Locate each line in the records containing "ylabel". Copy it.

Figure contents as structured data:
■ ■ ■ ■ ■
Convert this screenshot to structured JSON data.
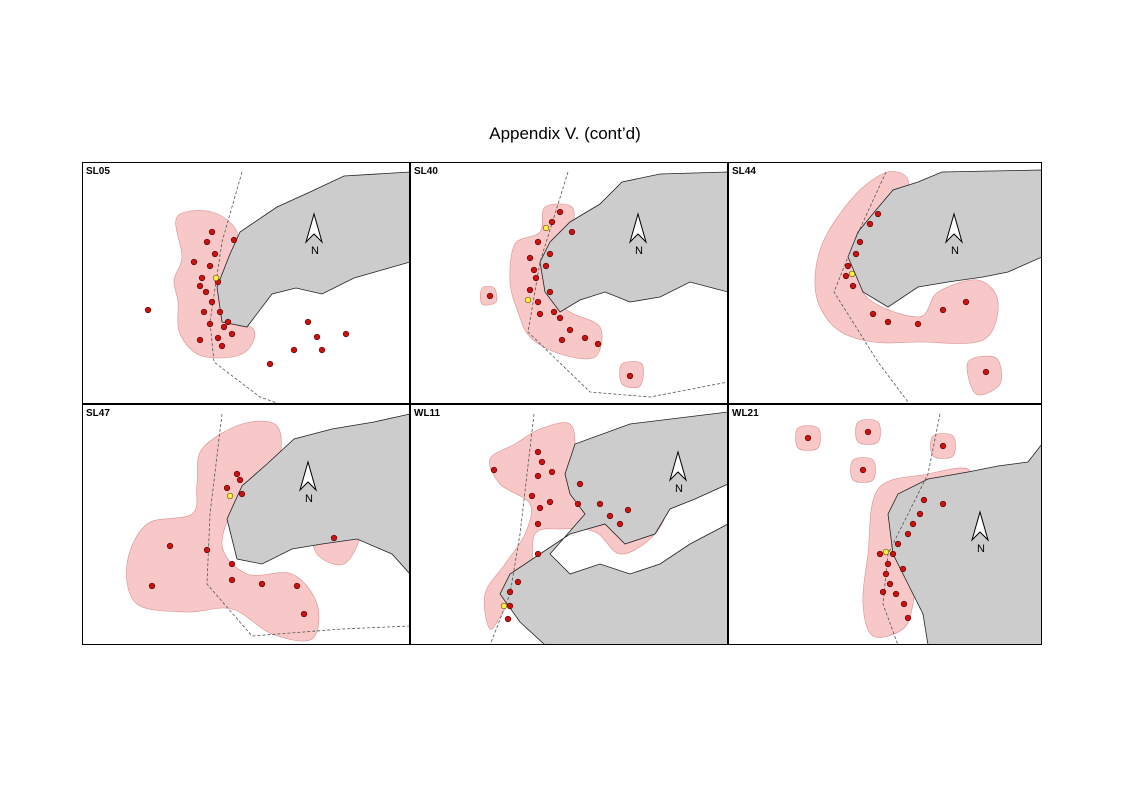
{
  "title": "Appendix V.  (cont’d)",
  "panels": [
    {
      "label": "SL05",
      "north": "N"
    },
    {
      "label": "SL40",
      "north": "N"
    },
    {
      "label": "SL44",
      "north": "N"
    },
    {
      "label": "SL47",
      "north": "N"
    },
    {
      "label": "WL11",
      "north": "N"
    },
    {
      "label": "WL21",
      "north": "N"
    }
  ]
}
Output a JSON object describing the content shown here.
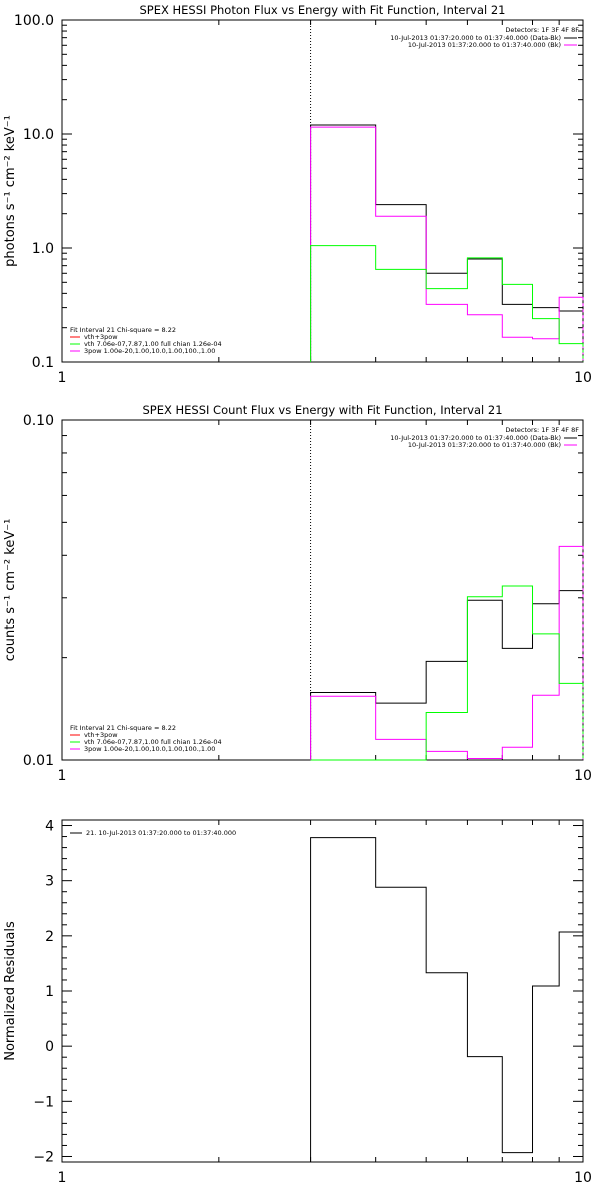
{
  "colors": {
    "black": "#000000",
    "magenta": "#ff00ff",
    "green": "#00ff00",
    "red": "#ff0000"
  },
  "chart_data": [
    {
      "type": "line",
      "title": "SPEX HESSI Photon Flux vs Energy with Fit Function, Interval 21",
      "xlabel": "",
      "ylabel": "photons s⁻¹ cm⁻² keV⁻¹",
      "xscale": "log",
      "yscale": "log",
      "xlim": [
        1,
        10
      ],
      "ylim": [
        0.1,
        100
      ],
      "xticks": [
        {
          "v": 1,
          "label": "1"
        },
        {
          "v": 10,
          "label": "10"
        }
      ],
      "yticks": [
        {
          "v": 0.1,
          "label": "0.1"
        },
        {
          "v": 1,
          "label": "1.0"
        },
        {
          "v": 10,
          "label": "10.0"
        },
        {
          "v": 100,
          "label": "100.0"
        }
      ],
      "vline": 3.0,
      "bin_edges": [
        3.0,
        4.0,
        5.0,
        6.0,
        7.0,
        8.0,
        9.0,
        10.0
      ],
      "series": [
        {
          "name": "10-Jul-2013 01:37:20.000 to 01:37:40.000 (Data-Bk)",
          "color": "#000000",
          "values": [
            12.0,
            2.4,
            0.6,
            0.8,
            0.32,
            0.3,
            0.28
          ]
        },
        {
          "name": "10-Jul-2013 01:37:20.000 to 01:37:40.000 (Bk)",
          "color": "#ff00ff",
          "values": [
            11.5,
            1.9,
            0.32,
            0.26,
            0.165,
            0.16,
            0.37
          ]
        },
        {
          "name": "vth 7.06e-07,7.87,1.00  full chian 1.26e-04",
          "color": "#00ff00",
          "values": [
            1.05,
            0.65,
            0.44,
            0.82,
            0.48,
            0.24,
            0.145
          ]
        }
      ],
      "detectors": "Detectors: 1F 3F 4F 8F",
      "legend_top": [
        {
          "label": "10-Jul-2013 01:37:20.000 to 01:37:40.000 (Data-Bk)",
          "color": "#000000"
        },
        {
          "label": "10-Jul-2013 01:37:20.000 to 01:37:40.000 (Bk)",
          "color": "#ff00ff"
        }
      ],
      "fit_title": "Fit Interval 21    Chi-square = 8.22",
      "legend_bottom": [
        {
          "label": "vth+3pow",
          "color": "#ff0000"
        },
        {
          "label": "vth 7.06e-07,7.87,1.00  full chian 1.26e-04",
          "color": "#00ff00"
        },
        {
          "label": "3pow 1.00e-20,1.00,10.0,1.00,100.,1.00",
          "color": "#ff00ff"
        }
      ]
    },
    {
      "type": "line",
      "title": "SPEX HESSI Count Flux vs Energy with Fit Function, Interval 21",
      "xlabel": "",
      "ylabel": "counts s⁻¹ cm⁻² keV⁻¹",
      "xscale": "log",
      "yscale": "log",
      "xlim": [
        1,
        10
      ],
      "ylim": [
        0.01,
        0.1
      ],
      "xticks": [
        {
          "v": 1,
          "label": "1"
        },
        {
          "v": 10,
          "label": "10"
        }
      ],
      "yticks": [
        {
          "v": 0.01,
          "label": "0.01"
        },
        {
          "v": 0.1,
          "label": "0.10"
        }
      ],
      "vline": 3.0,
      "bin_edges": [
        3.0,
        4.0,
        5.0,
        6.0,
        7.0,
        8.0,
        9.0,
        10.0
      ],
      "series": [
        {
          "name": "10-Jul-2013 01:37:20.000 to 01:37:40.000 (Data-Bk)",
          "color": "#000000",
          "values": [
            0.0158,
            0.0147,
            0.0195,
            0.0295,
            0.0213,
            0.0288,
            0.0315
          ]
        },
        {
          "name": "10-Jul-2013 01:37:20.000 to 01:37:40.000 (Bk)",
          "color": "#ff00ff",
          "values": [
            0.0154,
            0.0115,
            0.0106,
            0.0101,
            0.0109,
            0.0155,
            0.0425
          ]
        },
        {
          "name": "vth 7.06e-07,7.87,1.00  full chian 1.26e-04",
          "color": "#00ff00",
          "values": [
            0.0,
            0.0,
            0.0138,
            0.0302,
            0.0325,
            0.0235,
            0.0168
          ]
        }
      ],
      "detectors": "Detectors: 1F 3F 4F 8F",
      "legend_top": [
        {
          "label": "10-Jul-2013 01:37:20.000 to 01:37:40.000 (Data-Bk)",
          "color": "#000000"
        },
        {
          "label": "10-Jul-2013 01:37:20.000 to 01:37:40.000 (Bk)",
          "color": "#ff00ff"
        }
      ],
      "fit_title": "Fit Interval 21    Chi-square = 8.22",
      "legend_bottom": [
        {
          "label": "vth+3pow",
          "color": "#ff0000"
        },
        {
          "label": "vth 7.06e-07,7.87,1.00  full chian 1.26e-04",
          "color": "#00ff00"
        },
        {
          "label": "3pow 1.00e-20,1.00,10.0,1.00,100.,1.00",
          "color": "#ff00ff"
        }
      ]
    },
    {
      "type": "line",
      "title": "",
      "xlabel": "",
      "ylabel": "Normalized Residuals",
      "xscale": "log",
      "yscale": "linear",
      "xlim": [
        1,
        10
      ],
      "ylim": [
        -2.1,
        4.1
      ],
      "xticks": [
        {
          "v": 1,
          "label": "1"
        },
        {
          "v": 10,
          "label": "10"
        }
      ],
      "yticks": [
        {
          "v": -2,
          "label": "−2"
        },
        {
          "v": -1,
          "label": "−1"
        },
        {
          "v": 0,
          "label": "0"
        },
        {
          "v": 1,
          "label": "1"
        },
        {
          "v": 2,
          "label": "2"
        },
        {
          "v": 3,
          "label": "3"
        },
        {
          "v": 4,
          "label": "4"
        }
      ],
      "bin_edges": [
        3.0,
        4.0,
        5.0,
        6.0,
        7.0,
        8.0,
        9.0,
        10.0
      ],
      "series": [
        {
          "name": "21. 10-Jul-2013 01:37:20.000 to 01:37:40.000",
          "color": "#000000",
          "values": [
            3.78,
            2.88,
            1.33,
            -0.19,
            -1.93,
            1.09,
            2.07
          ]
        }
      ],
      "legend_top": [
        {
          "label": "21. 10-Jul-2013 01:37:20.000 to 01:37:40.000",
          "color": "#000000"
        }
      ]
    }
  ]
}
■ ■ ■ ■ ■
REPLY:
      "ylabel": "photons s⁻¹ cm⁻² keV⁻¹",
      "ylabel": "counts s⁻¹ cm⁻² keV⁻¹",
      "ylabel": "Normalized Residuals",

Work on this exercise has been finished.